*Recorded information*.
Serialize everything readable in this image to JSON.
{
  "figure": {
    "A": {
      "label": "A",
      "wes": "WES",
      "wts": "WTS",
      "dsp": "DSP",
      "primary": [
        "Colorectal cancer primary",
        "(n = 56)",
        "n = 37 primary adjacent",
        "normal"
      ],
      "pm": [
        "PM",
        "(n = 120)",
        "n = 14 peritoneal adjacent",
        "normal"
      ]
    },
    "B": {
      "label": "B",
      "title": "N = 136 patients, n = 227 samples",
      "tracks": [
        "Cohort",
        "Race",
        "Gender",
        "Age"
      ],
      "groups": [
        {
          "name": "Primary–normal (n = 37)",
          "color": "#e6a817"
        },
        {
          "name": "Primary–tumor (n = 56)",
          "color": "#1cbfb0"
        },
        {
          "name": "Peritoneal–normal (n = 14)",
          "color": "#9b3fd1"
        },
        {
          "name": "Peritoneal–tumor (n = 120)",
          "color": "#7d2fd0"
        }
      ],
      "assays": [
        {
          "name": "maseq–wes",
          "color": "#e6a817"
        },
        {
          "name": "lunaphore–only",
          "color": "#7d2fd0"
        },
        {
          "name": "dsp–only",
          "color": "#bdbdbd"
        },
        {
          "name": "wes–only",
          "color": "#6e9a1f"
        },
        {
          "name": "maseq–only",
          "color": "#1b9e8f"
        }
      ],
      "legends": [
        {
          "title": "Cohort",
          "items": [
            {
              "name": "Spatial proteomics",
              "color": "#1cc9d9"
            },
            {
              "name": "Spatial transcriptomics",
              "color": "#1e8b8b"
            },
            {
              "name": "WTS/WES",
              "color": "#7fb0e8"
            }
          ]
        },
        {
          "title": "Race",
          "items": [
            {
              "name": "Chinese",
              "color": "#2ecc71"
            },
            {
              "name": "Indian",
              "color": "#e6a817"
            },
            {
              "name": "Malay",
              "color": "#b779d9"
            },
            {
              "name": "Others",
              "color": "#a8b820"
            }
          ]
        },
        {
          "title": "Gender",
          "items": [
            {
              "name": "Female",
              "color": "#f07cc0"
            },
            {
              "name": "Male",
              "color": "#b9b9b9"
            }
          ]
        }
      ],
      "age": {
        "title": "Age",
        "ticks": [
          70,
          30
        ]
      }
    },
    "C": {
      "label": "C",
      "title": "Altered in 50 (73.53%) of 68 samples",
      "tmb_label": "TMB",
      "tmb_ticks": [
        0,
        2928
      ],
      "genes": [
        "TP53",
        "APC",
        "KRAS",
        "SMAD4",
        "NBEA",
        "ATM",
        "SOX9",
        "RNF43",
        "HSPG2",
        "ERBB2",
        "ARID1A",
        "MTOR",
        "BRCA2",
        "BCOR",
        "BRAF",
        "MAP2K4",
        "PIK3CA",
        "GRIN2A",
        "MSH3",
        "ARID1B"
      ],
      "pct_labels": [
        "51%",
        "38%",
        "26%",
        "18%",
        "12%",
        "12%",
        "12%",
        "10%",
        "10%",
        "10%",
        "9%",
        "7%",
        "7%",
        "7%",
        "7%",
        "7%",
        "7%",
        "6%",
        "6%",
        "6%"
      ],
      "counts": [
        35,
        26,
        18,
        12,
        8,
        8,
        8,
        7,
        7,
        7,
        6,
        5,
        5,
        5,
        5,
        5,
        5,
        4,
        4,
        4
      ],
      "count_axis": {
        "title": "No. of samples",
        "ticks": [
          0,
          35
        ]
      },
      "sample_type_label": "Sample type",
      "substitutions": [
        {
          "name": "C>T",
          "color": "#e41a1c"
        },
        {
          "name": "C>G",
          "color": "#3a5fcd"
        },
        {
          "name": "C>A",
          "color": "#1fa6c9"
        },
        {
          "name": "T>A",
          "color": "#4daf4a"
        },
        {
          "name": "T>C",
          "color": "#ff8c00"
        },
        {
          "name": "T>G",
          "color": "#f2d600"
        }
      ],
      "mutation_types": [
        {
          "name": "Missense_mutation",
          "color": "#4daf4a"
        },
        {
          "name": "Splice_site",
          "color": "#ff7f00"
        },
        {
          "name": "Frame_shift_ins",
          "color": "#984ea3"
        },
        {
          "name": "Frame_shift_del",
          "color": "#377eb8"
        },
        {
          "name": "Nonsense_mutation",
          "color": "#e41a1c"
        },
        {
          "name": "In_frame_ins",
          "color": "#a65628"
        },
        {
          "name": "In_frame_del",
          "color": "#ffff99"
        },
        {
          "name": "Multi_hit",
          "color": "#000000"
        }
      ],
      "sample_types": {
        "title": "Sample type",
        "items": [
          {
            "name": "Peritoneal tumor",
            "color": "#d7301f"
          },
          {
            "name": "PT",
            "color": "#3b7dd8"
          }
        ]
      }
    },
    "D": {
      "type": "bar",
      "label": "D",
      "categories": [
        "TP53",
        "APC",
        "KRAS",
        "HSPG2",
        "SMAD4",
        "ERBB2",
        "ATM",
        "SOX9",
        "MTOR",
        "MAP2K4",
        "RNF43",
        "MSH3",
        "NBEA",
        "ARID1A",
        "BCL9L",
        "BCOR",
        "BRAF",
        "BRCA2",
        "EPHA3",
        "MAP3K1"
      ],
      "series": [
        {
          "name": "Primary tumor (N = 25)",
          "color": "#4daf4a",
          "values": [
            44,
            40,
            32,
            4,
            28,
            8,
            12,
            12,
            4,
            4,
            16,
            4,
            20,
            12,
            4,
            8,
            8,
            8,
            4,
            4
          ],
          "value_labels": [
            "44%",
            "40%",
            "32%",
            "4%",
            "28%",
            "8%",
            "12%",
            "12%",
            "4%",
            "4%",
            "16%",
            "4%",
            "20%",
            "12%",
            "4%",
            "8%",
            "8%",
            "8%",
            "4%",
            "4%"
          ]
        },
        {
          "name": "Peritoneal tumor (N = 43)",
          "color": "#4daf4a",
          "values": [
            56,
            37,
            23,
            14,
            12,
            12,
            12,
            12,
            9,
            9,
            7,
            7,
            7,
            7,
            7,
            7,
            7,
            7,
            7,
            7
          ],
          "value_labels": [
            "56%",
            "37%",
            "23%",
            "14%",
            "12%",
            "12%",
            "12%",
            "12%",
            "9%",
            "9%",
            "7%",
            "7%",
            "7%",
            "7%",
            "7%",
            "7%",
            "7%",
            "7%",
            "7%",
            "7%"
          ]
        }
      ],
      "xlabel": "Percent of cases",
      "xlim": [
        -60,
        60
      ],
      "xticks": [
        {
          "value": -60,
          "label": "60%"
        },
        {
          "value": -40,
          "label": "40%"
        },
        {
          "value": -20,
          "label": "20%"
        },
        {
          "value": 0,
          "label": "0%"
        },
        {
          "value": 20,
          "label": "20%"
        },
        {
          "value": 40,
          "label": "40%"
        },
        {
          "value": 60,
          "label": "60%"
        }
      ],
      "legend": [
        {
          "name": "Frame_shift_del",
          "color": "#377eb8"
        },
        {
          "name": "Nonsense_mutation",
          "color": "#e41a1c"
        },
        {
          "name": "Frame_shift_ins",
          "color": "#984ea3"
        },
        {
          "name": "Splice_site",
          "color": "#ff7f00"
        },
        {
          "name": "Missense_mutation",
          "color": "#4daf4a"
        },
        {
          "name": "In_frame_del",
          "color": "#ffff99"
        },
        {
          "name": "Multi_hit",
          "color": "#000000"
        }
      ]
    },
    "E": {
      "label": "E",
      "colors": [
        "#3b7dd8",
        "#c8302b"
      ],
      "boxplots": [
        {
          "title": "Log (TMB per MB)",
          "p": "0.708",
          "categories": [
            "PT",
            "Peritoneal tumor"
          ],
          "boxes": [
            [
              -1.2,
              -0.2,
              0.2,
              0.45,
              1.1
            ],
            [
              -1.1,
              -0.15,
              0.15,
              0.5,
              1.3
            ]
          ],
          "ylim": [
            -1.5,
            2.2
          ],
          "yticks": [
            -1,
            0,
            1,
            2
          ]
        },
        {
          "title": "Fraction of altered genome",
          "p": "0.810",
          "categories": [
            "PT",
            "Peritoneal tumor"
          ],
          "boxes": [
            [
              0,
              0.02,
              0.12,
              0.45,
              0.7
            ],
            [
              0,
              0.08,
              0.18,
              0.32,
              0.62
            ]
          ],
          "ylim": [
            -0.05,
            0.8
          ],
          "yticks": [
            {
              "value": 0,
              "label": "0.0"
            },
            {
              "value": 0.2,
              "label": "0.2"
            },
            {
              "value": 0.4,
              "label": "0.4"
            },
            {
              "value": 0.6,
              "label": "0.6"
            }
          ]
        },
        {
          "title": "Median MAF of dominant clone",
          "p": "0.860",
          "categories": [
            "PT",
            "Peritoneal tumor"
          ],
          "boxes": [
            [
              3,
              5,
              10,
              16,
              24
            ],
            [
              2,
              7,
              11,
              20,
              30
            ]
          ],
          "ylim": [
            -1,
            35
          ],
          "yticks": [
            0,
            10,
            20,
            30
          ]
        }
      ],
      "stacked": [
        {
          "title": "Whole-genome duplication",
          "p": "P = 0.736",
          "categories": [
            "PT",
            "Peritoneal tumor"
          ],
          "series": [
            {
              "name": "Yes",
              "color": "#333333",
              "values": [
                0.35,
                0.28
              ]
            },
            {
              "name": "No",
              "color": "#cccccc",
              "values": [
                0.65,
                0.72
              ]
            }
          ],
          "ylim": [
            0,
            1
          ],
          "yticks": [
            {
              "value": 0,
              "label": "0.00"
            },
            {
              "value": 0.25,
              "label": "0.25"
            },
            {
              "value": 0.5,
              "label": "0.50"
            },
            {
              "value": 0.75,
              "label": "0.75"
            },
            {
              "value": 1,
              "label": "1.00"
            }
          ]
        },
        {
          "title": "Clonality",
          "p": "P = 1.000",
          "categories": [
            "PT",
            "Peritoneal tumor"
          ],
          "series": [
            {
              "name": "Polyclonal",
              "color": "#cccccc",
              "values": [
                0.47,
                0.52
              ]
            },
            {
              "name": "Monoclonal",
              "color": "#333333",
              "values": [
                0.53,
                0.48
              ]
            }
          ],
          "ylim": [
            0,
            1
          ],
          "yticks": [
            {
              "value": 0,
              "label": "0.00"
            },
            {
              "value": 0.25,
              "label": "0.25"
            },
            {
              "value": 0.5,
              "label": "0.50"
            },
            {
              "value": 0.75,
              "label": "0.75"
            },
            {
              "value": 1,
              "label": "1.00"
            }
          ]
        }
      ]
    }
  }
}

*Try it*. If a line of the entries holds the word "only", copy it out.

*Exercise result*.
          "name": "lunaphore–only",
          "name": "dsp–only",
          "name": "wes–only",
          "name": "maseq–only",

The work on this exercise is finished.